__WHAT THIS TASK INVOLVES__. Your task is to print the material below exactly as presented.

__RECORDS PROVIDED__.
┌────────
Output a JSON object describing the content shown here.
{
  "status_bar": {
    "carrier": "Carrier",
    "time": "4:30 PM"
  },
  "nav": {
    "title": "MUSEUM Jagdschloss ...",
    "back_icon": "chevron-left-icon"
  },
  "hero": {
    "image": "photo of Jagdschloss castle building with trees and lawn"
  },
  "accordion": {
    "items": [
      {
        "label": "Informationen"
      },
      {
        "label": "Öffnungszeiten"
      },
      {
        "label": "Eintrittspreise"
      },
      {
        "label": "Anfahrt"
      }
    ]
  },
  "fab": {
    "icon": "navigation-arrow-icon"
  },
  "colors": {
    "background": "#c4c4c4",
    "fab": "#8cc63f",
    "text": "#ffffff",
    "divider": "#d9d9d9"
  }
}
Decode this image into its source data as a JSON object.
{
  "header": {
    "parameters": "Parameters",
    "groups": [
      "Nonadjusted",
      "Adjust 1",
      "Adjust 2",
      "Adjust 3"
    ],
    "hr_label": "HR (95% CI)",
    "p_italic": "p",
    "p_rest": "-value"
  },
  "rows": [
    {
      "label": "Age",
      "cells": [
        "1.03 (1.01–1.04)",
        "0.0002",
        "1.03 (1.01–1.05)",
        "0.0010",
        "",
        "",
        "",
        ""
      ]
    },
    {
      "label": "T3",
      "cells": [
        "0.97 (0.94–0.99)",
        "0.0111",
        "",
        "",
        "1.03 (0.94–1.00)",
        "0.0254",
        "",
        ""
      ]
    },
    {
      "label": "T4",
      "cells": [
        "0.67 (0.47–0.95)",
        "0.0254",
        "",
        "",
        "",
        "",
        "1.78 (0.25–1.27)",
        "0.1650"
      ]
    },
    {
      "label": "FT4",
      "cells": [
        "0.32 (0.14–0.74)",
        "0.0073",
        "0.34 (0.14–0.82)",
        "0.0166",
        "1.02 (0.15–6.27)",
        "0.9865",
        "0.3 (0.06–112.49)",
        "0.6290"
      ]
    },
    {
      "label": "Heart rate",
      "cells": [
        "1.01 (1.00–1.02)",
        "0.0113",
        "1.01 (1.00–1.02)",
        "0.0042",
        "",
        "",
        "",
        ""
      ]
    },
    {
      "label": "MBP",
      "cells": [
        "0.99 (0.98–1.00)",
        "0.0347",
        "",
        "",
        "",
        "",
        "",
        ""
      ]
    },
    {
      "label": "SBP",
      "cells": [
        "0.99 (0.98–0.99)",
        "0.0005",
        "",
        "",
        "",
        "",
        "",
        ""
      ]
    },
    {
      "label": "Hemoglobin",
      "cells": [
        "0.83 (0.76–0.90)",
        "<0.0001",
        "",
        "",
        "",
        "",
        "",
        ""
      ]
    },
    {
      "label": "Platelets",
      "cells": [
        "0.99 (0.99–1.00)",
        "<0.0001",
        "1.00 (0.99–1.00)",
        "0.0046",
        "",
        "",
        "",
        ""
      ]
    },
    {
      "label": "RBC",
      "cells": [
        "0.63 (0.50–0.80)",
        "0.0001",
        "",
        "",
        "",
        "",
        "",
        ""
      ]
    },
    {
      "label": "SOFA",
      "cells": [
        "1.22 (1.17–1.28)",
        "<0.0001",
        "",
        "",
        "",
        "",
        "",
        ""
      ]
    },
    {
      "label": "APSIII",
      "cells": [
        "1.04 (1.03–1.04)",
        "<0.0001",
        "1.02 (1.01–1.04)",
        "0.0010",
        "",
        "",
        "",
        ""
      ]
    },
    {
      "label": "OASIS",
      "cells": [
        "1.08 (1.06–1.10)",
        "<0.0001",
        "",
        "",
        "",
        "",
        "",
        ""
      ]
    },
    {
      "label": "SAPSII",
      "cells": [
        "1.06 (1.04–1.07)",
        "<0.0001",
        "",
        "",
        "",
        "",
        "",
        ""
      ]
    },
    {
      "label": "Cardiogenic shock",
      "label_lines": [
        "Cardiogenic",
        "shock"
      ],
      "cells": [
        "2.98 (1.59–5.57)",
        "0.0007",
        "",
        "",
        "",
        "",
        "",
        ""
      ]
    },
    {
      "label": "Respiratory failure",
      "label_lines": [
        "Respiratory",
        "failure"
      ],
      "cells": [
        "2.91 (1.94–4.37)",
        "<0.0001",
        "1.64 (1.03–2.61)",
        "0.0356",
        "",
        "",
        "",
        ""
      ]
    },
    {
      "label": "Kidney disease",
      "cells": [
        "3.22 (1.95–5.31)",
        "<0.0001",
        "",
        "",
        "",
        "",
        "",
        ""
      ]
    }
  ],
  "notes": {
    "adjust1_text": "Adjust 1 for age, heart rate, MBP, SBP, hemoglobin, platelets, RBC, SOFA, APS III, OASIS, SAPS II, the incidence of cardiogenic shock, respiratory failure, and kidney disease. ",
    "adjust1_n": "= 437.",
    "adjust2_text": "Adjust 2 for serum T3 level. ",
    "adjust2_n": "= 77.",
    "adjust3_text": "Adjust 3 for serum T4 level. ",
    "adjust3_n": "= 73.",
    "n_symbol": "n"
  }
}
└────────
__ANSWER FOR THE TASK__.
Output a JSON object describing the content shown here.
{
  "status_bar": {
    "carrier": "Carrier",
    "time": "4:30 PM"
  },
  "nav": {
    "title": "MUSEUM Jagdschloss ...",
    "back_icon": "chevron-left-icon"
  },
  "hero": {
    "image": "photo of Jagdschloss castle building with trees and lawn"
  },
  "accordion": {
    "items": [
      {
        "label": "Informationen"
      },
      {
        "label": "Öffnungszeiten"
      },
      {
        "label": "Eintrittspreise"
      },
      {
        "label": "Anfahrt"
      }
    ]
  },
  "fab": {
    "icon": "navigation-arrow-icon"
  },
  "colors": {
    "background": "#c4c4c4",
    "fab": "#8cc63f",
    "text": "#ffffff",
    "divider": "#d9d9d9"
  }
}
Decode this image into its source data as a JSON object.
{
  "header": {
    "parameters": "Parameters",
    "groups": [
      "Nonadjusted",
      "Adjust 1",
      "Adjust 2",
      "Adjust 3"
    ],
    "hr_label": "HR (95% CI)",
    "p_italic": "p",
    "p_rest": "-value"
  },
  "rows": [
    {
      "label": "Age",
      "cells": [
        "1.03 (1.01–1.04)",
        "0.0002",
        "1.03 (1.01–1.05)",
        "0.0010",
        "",
        "",
        "",
        ""
      ]
    },
    {
      "label": "T3",
      "cells": [
        "0.97 (0.94–0.99)",
        "0.0111",
        "",
        "",
        "1.03 (0.94–1.00)",
        "0.0254",
        "",
        ""
      ]
    },
    {
      "label": "T4",
      "cells": [
        "0.67 (0.47–0.95)",
        "0.0254",
        "",
        "",
        "",
        "",
        "1.78 (0.25–1.27)",
        "0.1650"
      ]
    },
    {
      "label": "FT4",
      "cells": [
        "0.32 (0.14–0.74)",
        "0.0073",
        "0.34 (0.14–0.82)",
        "0.0166",
        "1.02 (0.15–6.27)",
        "0.9865",
        "0.3 (0.06–112.49)",
        "0.6290"
      ]
    },
    {
      "label": "Heart rate",
      "cells": [
        "1.01 (1.00–1.02)",
        "0.0113",
        "1.01 (1.00–1.02)",
        "0.0042",
        "",
        "",
        "",
        ""
      ]
    },
    {
      "label": "MBP",
      "cells": [
        "0.99 (0.98–1.00)",
        "0.0347",
        "",
        "",
        "",
        "",
        "",
        ""
      ]
    },
    {
      "label": "SBP",
      "cells": [
        "0.99 (0.98–0.99)",
        "0.0005",
        "",
        "",
        "",
        "",
        "",
        ""
      ]
    },
    {
      "label": "Hemoglobin",
      "cells": [
        "0.83 (0.76–0.90)",
        "<0.0001",
        "",
        "",
        "",
        "",
        "",
        ""
      ]
    },
    {
      "label": "Platelets",
      "cells": [
        "0.99 (0.99–1.00)",
        "<0.0001",
        "1.00 (0.99–1.00)",
        "0.0046",
        "",
        "",
        "",
        ""
      ]
    },
    {
      "label": "RBC",
      "cells": [
        "0.63 (0.50–0.80)",
        "0.0001",
        "",
        "",
        "",
        "",
        "",
        ""
      ]
    },
    {
      "label": "SOFA",
      "cells": [
        "1.22 (1.17–1.28)",
        "<0.0001",
        "",
        "",
        "",
        "",
        "",
        ""
      ]
    },
    {
      "label": "APSIII",
      "cells": [
        "1.04 (1.03–1.04)",
        "<0.0001",
        "1.02 (1.01–1.04)",
        "0.0010",
        "",
        "",
        "",
        ""
      ]
    },
    {
      "label": "OASIS",
      "cells": [
        "1.08 (1.06–1.10)",
        "<0.0001",
        "",
        "",
        "",
        "",
        "",
        ""
      ]
    },
    {
      "label": "SAPSII",
      "cells": [
        "1.06 (1.04–1.07)",
        "<0.0001",
        "",
        "",
        "",
        "",
        "",
        ""
      ]
    },
    {
      "label": "Cardiogenic shock",
      "label_lines": [
        "Cardiogenic",
        "shock"
      ],
      "cells": [
        "2.98 (1.59–5.57)",
        "0.0007",
        "",
        "",
        "",
        "",
        "",
        ""
      ]
    },
    {
      "label": "Respiratory failure",
      "label_lines": [
        "Respiratory",
        "failure"
      ],
      "cells": [
        "2.91 (1.94–4.37)",
        "<0.0001",
        "1.64 (1.03–2.61)",
        "0.0356",
        "",
        "",
        "",
        ""
      ]
    },
    {
      "label": "Kidney disease",
      "cells": [
        "3.22 (1.95–5.31)",
        "<0.0001",
        "",
        "",
        "",
        "",
        "",
        ""
      ]
    }
  ],
  "notes": {
    "adjust1_text": "Adjust 1 for age, heart rate, MBP, SBP, hemoglobin, platelets, RBC, SOFA, APS III, OASIS, SAPS II, the incidence of cardiogenic shock, respiratory failure, and kidney disease. ",
    "adjust1_n": "= 437.",
    "adjust2_text": "Adjust 2 for serum T3 level. ",
    "adjust2_n": "= 77.",
    "adjust3_text": "Adjust 3 for serum T4 level. ",
    "adjust3_n": "= 73.",
    "n_symbol": "n"
  }
}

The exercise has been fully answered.